▶ WHAT THE EXERCISE ASKS
Rewrite the stretch from the start of the records through the line containing "calendar-cell: 18 Sunrise: 6:15", changing every "calendar-cell" to "date-cell" and keeping everything else as it is.

-------- THE RECORDS --------

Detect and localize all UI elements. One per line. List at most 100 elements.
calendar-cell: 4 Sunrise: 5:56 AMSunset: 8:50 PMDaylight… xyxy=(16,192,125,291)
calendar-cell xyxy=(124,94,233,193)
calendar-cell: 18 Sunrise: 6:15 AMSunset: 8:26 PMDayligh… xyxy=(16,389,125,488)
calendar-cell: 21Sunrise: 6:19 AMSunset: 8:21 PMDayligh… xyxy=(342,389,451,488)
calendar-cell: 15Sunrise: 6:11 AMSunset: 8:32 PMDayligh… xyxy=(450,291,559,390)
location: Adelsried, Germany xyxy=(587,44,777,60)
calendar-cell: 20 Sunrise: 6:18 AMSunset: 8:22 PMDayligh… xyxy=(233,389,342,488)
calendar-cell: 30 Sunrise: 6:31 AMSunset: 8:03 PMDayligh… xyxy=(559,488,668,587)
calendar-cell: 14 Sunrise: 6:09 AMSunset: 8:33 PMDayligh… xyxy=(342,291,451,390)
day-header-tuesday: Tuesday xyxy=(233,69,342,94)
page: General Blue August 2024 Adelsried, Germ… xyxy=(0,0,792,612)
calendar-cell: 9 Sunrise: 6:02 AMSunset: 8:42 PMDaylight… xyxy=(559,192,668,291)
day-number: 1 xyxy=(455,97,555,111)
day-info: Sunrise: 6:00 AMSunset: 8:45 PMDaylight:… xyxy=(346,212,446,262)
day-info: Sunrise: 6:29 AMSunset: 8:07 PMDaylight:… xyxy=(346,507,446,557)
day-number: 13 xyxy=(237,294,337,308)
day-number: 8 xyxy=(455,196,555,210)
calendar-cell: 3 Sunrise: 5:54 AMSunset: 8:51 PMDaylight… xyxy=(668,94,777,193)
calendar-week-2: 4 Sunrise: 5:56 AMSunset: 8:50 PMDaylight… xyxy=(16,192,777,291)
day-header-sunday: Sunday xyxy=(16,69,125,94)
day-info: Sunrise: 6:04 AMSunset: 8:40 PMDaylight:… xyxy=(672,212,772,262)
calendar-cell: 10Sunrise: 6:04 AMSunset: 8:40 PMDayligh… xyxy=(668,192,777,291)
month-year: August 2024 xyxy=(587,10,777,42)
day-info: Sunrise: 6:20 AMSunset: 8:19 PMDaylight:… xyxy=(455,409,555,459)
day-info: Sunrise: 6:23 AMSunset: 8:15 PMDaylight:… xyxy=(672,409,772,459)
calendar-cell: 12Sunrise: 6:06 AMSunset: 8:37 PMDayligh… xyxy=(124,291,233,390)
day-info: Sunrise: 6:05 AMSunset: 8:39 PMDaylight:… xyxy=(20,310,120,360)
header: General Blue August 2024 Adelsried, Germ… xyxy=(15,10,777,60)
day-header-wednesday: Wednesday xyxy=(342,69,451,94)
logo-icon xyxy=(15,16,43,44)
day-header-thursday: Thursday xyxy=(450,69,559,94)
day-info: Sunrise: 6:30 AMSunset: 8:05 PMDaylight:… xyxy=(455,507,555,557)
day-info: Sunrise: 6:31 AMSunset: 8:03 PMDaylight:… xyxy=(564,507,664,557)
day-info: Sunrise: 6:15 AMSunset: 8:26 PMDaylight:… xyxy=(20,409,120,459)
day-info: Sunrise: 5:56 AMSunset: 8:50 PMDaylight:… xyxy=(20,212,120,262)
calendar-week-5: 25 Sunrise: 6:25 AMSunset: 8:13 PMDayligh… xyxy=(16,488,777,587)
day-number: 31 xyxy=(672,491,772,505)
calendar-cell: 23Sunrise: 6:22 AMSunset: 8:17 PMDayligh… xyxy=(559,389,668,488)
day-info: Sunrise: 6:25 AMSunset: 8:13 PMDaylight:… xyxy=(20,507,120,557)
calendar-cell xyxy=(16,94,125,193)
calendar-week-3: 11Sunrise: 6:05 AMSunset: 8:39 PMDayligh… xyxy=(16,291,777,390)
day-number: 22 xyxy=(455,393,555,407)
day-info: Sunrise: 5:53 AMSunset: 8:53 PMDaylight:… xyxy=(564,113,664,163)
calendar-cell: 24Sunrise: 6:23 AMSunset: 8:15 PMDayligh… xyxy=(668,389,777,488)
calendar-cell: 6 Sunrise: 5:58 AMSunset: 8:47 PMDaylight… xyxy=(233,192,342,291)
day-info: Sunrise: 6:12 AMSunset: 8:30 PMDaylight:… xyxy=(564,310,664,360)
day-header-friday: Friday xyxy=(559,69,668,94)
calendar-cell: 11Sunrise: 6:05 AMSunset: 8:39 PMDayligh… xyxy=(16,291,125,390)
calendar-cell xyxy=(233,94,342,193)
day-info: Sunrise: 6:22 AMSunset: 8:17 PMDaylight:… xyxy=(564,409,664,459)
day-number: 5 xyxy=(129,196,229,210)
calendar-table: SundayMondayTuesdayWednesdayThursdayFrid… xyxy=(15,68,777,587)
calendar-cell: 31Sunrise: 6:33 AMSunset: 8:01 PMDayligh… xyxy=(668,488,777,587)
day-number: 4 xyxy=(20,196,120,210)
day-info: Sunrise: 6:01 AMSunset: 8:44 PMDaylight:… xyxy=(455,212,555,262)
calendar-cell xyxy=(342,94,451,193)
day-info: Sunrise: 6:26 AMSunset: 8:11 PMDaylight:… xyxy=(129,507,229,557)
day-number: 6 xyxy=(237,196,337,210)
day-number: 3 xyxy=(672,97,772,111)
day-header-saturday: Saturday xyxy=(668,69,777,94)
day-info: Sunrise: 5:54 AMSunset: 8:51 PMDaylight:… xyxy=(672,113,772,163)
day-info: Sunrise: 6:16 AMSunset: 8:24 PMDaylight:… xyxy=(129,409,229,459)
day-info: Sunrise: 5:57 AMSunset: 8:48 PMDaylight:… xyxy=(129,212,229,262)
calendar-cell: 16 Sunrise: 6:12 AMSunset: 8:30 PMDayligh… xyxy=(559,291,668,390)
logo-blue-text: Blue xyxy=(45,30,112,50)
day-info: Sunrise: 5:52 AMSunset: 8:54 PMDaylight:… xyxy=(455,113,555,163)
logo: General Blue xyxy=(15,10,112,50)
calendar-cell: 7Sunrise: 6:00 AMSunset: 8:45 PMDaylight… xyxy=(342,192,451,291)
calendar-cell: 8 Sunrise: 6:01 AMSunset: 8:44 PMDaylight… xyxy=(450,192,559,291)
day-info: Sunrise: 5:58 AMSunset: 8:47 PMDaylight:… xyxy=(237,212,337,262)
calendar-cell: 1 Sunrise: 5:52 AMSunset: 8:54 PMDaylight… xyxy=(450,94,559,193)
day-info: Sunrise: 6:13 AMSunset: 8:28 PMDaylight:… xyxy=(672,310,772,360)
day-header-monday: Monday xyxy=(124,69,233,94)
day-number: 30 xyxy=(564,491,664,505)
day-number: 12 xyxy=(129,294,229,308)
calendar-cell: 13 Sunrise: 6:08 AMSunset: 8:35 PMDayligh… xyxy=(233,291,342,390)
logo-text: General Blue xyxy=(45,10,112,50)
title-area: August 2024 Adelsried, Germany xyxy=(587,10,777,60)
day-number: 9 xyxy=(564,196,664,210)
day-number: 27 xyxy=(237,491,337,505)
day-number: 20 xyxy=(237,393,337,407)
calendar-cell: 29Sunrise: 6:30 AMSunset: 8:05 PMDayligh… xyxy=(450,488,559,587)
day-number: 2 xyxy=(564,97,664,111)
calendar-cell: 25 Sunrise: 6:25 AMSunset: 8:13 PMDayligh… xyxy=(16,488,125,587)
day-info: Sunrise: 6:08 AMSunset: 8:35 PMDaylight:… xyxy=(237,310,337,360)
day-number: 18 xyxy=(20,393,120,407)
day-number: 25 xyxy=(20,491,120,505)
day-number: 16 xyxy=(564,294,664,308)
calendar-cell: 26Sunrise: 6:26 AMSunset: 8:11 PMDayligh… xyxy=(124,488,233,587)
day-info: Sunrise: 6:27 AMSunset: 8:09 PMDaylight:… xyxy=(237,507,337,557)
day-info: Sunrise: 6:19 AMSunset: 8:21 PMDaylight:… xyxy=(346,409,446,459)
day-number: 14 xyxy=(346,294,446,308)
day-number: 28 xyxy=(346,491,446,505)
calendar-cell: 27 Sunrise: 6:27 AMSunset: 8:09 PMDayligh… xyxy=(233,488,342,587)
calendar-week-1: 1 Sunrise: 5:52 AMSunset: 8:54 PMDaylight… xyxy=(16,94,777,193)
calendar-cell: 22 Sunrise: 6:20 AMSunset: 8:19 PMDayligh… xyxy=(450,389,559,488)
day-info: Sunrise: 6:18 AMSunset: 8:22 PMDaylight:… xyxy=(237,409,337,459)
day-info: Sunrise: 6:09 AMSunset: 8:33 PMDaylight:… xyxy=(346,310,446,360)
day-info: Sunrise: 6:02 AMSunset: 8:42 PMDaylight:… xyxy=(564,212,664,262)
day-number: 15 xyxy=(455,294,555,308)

--------

▶ TASK RESPONSE
Detect and localize all UI elements. One per line. List at most 100 elements.
date-cell: 4 Sunrise: 5:56 AMSunset: 8:50 PMDaylight… xyxy=(16,192,125,291)
date-cell xyxy=(124,94,233,193)
date-cell: 18 Sunrise: 6:15 AMSunset: 8:26 PMDayligh… xyxy=(16,389,125,488)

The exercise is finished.